Entries provided »
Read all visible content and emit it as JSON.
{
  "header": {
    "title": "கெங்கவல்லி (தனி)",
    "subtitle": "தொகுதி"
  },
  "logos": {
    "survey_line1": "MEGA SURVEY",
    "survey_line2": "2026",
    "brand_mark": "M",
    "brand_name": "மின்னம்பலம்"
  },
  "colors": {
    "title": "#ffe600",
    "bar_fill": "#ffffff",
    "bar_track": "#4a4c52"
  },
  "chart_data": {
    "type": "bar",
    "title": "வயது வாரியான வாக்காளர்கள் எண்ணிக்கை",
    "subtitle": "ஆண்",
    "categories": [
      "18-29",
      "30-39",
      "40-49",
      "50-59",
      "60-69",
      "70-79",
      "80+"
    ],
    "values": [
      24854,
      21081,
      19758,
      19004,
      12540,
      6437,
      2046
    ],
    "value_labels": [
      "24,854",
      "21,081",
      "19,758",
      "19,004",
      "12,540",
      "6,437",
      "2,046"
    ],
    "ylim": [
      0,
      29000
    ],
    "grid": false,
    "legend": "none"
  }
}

Set exercise » Take the data above and return it exactly.

Answer in full »
Read all visible content and emit it as JSON.
{
  "header": {
    "title": "கெங்கவல்லி (தனி)",
    "subtitle": "தொகுதி"
  },
  "logos": {
    "survey_line1": "MEGA SURVEY",
    "survey_line2": "2026",
    "brand_mark": "M",
    "brand_name": "மின்னம்பலம்"
  },
  "colors": {
    "title": "#ffe600",
    "bar_fill": "#ffffff",
    "bar_track": "#4a4c52"
  },
  "chart_data": {
    "type": "bar",
    "title": "வயது வாரியான வாக்காளர்கள் எண்ணிக்கை",
    "subtitle": "ஆண்",
    "categories": [
      "18-29",
      "30-39",
      "40-49",
      "50-59",
      "60-69",
      "70-79",
      "80+"
    ],
    "values": [
      24854,
      21081,
      19758,
      19004,
      12540,
      6437,
      2046
    ],
    "value_labels": [
      "24,854",
      "21,081",
      "19,758",
      "19,004",
      "12,540",
      "6,437",
      "2,046"
    ],
    "ylim": [
      0,
      29000
    ],
    "grid": false,
    "legend": "none"
  }
}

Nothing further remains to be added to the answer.